--- START The data ---

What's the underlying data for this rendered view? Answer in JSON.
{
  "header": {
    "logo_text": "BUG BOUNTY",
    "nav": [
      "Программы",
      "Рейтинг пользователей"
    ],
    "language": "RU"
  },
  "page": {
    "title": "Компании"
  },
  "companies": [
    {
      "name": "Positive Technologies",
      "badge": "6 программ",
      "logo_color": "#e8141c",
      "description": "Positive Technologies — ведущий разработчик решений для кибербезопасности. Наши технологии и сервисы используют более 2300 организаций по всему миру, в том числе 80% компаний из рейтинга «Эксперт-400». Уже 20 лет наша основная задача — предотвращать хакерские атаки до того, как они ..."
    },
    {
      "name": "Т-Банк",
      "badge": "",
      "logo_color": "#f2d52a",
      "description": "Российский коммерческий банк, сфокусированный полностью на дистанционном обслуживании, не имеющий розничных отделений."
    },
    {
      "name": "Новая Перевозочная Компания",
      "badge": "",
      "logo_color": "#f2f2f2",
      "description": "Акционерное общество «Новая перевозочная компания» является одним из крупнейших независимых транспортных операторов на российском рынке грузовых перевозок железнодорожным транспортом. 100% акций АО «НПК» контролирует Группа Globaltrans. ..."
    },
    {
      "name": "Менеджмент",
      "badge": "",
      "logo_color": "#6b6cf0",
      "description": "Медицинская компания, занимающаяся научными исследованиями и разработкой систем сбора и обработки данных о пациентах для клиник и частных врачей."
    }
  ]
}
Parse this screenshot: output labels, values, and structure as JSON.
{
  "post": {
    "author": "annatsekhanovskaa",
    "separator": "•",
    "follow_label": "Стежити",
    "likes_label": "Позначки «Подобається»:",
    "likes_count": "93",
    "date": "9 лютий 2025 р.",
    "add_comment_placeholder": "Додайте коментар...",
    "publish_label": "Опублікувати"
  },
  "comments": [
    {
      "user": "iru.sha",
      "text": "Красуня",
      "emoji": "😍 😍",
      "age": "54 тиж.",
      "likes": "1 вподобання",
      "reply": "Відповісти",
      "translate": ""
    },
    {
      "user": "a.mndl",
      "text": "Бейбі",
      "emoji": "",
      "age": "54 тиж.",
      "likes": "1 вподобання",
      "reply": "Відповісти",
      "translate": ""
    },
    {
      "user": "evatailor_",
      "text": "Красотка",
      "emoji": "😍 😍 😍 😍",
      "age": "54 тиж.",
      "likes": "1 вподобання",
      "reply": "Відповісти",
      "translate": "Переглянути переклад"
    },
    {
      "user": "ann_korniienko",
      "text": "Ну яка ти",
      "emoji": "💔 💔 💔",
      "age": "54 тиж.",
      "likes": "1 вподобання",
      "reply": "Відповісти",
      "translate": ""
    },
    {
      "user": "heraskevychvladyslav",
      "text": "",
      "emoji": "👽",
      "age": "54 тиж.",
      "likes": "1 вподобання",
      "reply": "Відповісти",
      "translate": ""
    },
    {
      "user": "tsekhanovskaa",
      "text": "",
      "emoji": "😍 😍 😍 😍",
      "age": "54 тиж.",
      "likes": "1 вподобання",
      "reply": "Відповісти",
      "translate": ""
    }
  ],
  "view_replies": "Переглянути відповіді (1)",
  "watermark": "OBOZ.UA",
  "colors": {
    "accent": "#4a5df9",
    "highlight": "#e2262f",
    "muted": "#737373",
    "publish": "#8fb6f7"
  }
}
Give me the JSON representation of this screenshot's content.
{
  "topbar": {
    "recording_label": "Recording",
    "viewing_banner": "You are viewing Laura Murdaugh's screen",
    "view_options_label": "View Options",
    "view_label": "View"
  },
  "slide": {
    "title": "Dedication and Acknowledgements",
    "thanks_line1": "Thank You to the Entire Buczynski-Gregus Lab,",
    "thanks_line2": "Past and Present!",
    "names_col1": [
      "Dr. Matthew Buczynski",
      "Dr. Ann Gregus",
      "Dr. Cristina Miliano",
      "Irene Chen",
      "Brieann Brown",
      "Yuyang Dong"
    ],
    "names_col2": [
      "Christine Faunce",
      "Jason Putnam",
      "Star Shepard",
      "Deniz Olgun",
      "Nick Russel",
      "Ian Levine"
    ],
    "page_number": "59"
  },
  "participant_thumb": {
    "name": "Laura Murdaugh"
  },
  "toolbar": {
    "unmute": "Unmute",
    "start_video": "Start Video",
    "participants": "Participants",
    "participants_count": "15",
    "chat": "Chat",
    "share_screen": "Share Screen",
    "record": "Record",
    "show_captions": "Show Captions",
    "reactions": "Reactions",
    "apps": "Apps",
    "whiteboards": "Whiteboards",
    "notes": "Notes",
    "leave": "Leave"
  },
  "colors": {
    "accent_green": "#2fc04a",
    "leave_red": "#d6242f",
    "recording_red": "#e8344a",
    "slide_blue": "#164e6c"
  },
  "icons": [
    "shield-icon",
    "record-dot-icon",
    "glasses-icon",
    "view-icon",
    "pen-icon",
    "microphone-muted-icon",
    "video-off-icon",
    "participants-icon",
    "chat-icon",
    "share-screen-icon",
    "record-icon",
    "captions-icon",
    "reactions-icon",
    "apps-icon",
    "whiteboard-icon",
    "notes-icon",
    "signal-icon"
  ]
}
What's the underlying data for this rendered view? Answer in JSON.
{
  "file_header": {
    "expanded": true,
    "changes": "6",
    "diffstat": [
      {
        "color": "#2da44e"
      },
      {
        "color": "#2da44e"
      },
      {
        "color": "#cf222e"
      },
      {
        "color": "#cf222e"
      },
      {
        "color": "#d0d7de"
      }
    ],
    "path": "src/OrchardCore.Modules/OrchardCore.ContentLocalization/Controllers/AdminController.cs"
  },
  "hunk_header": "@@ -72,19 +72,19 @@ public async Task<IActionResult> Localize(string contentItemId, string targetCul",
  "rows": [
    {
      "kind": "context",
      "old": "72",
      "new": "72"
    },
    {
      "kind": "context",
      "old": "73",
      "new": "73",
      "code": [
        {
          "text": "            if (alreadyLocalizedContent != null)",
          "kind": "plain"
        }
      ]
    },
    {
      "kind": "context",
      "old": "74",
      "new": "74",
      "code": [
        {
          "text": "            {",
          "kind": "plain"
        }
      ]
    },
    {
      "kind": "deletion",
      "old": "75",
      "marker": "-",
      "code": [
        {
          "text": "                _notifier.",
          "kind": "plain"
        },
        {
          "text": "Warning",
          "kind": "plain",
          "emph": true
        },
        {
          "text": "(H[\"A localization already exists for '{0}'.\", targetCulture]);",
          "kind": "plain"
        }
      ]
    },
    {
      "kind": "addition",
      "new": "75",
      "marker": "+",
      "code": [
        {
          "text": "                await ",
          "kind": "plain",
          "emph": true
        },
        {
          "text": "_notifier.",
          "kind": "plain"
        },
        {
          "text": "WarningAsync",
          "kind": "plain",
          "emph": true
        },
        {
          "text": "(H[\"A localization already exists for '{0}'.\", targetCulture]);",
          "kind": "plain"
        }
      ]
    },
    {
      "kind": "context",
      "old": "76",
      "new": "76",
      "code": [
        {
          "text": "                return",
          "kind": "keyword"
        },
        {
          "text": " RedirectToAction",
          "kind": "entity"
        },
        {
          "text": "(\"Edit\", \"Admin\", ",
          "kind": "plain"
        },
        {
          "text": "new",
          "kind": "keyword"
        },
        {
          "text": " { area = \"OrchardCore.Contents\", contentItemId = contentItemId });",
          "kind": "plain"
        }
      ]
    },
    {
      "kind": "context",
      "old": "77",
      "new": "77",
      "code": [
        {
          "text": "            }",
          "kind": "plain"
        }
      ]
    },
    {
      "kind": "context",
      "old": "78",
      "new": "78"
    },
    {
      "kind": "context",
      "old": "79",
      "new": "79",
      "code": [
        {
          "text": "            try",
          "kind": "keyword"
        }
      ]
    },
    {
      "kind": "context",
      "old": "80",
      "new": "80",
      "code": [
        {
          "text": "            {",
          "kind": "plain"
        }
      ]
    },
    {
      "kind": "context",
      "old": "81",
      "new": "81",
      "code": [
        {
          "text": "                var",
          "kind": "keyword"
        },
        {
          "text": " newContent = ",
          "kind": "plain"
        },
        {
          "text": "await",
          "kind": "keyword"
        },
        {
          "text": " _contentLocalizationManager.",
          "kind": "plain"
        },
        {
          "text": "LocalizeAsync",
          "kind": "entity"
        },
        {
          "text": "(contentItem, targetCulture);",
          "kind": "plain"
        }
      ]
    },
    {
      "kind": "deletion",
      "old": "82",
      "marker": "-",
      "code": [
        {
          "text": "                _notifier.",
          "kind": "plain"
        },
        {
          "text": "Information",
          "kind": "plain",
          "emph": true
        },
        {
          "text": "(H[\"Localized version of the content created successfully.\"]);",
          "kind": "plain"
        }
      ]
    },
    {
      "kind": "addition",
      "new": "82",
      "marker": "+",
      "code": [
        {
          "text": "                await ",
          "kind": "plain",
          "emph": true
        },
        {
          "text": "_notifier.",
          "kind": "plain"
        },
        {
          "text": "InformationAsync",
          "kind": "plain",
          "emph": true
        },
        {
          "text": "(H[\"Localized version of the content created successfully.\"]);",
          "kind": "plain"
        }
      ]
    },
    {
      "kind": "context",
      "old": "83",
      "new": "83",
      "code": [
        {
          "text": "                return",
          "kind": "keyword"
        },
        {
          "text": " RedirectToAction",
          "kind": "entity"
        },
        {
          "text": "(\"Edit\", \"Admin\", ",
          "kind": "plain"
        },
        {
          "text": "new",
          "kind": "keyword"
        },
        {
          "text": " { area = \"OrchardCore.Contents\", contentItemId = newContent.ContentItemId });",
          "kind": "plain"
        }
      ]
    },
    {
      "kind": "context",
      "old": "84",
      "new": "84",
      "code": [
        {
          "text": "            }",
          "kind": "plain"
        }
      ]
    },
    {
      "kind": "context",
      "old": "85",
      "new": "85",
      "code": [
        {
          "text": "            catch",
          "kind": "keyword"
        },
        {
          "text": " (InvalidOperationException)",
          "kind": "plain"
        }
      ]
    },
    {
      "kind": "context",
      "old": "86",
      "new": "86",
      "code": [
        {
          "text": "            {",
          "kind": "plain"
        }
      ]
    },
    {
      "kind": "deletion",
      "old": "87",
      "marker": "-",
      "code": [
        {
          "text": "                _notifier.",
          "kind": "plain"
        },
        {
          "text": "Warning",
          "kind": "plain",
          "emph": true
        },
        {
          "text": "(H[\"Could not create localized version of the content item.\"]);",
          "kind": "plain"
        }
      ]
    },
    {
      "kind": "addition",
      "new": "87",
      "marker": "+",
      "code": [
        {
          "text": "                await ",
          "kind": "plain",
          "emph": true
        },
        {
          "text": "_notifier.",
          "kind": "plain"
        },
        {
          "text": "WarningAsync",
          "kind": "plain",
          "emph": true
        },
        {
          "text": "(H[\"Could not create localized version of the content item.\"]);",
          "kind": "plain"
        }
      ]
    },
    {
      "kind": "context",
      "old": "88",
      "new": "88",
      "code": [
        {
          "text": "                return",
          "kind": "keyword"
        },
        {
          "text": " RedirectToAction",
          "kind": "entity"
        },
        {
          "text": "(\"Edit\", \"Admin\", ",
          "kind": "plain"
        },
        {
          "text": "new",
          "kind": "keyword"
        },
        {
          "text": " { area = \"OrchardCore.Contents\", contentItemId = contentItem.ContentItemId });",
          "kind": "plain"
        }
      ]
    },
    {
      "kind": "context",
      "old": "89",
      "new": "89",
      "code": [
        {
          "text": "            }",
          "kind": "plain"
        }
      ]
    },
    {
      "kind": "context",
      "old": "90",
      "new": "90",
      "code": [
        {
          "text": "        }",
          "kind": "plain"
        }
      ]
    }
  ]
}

--- END The data ---

What you have to do> Make a list of all lines in the data that contain "user".

Problem solution>
      "user": "iru.sha",
      "user": "a.mndl",
      "user": "evatailor_",
      "user": "ann_korniienko",
      "user": "heraskevychvladyslav",
      "user": "tsekhanovskaa",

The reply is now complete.